**What to produce:** Collect each line containing "sort".

Data items:
— begin —
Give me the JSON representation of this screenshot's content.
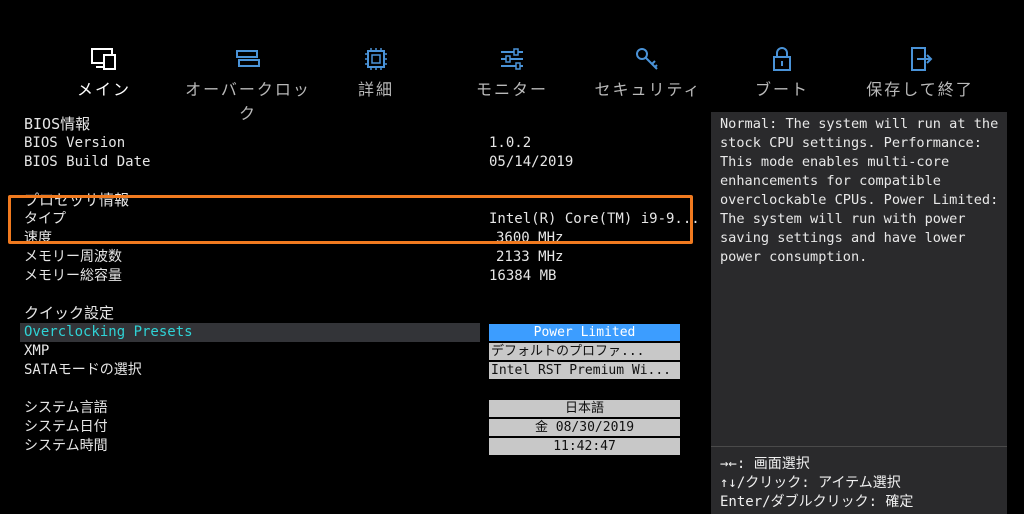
{
  "tabs": [
    {
      "label": "メイン",
      "icon": "computer-icon"
    },
    {
      "label": "オーバークロック",
      "icon": "overclock-icon"
    },
    {
      "label": "詳細",
      "icon": "cpu-chip-icon"
    },
    {
      "label": "モニター",
      "icon": "sliders-icon"
    },
    {
      "label": "セキュリティ",
      "icon": "key-icon"
    },
    {
      "label": "ブート",
      "icon": "lock-icon"
    },
    {
      "label": "保存して終了",
      "icon": "exit-door-icon"
    }
  ],
  "bios": {
    "title": "BIOS情報",
    "version_label": "BIOS Version",
    "version_value": "1.0.2",
    "build_label": "BIOS Build Date",
    "build_value": "05/14/2019"
  },
  "processor": {
    "title": "プロセッサ情報",
    "type_label": "タイプ",
    "type_value": "Intel(R) Core(TM) i9-9...",
    "speed_label": "速度",
    "speed_value": "3600 MHz",
    "memfreq_label": "メモリー周波数",
    "memfreq_value": "2133 MHz",
    "memtotal_label": "メモリー総容量",
    "memtotal_value": "16384 MB"
  },
  "quick": {
    "title": "クイック設定",
    "oc_label": "Overclocking Presets",
    "oc_value": "Power Limited",
    "xmp_label": "XMP",
    "xmp_value": "デフォルトのプロファ...",
    "sata_label": "SATAモードの選択",
    "sata_value": "Intel RST Premium Wi..."
  },
  "system": {
    "lang_label": "システム言語",
    "lang_value": "日本語",
    "date_label": "システム日付",
    "date_value": "金 08/30/2019",
    "time_label": "システム時間",
    "time_value": "11:42:47"
  },
  "help": {
    "text": "Normal: The system will run at the stock CPU settings. Performance: This mode enables multi-core enhancements for compatible overclockable CPUs. Power Limited: The system will run with power saving settings and have lower power consumption.",
    "key1": "→←: 画面選択",
    "key2": "↑↓/クリック: アイテム選択",
    "key3": "Enter/ダブルクリック: 確定"
  },
  "colors": {
    "selected_box": "#3c9dff",
    "selected_text": "#2fd3d6",
    "highlight": "#f07a1f",
    "icon": "#4a93d8"
  }
}
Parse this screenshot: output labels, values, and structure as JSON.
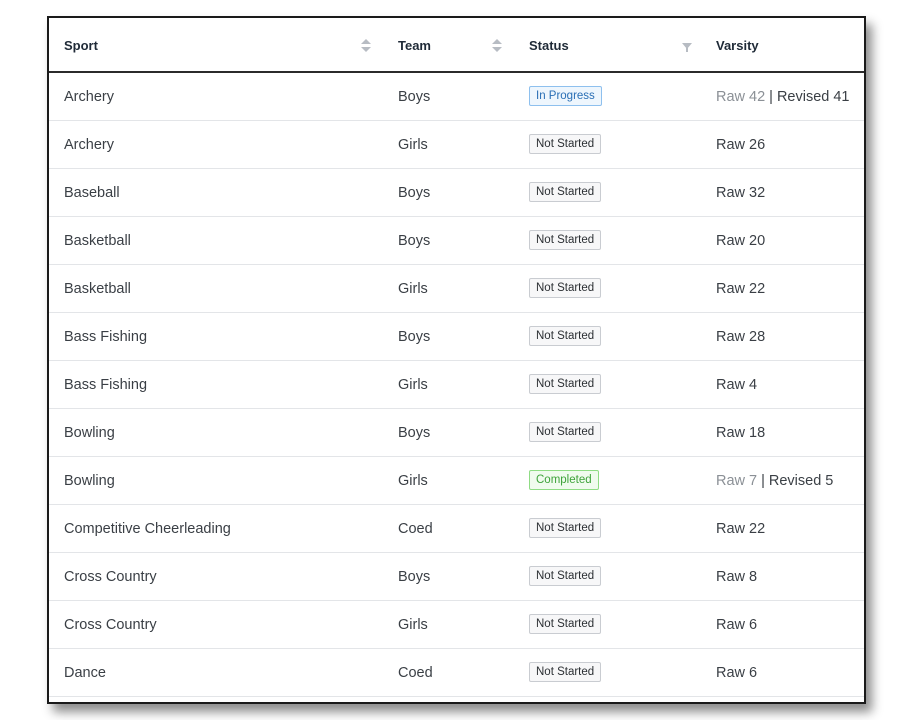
{
  "table": {
    "columns": {
      "sport": "Sport",
      "team": "Team",
      "status": "Status",
      "varsity": "Varsity"
    },
    "rows": [
      {
        "sport": "Archery",
        "team": "Boys",
        "status": "In Progress",
        "status_kind": "progress",
        "raw": "Raw 42",
        "revised": "Revised 41"
      },
      {
        "sport": "Archery",
        "team": "Girls",
        "status": "Not Started",
        "status_kind": "default",
        "raw": "Raw 26",
        "revised": null
      },
      {
        "sport": "Baseball",
        "team": "Boys",
        "status": "Not Started",
        "status_kind": "default",
        "raw": "Raw 32",
        "revised": null
      },
      {
        "sport": "Basketball",
        "team": "Boys",
        "status": "Not Started",
        "status_kind": "default",
        "raw": "Raw 20",
        "revised": null
      },
      {
        "sport": "Basketball",
        "team": "Girls",
        "status": "Not Started",
        "status_kind": "default",
        "raw": "Raw 22",
        "revised": null
      },
      {
        "sport": "Bass Fishing",
        "team": "Boys",
        "status": "Not Started",
        "status_kind": "default",
        "raw": "Raw 28",
        "revised": null
      },
      {
        "sport": "Bass Fishing",
        "team": "Girls",
        "status": "Not Started",
        "status_kind": "default",
        "raw": "Raw 4",
        "revised": null
      },
      {
        "sport": "Bowling",
        "team": "Boys",
        "status": "Not Started",
        "status_kind": "default",
        "raw": "Raw 18",
        "revised": null
      },
      {
        "sport": "Bowling",
        "team": "Girls",
        "status": "Completed",
        "status_kind": "completed",
        "raw": "Raw 7",
        "revised": "Revised 5"
      },
      {
        "sport": "Competitive Cheerleading",
        "team": "Coed",
        "status": "Not Started",
        "status_kind": "default",
        "raw": "Raw 22",
        "revised": null
      },
      {
        "sport": "Cross Country",
        "team": "Boys",
        "status": "Not Started",
        "status_kind": "default",
        "raw": "Raw 8",
        "revised": null
      },
      {
        "sport": "Cross Country",
        "team": "Girls",
        "status": "Not Started",
        "status_kind": "default",
        "raw": "Raw 6",
        "revised": null
      },
      {
        "sport": "Dance",
        "team": "Coed",
        "status": "Not Started",
        "status_kind": "default",
        "raw": "Raw 6",
        "revised": null
      }
    ],
    "separator": "|"
  },
  "icons": {
    "sport_sort": "sort-icon",
    "team_sort": "sort-icon",
    "status_filter": "filter-icon"
  },
  "colors": {
    "in_progress": "#2a6fb5",
    "completed": "#3ea33a",
    "not_started": "#2b2f33"
  }
}
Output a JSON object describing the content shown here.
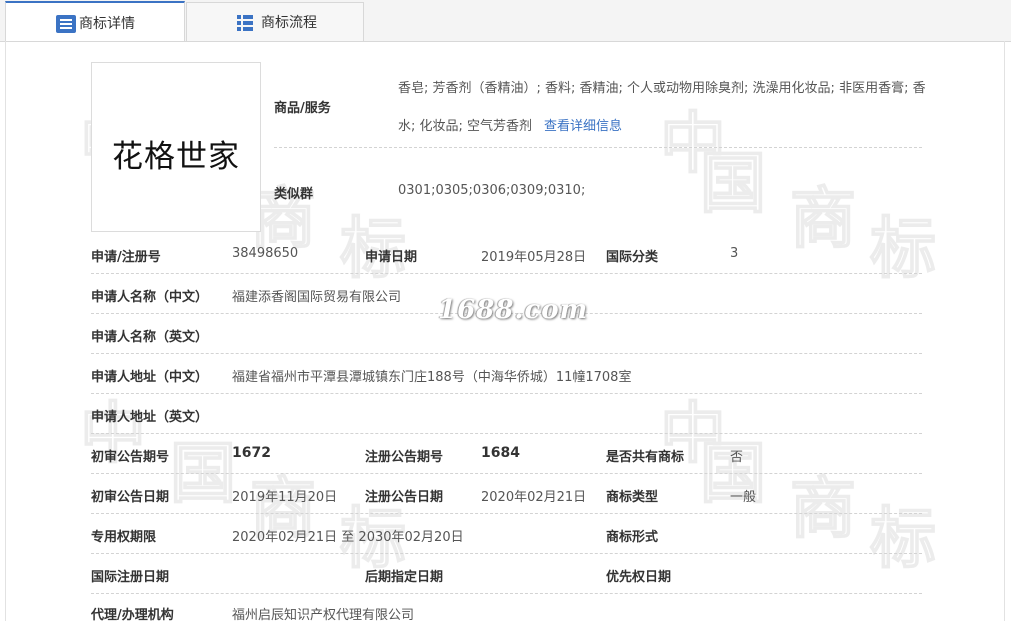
— end —
**Result of this task:**
    "sport_sort": "sort-icon",
    "team_sort": "sort-icon",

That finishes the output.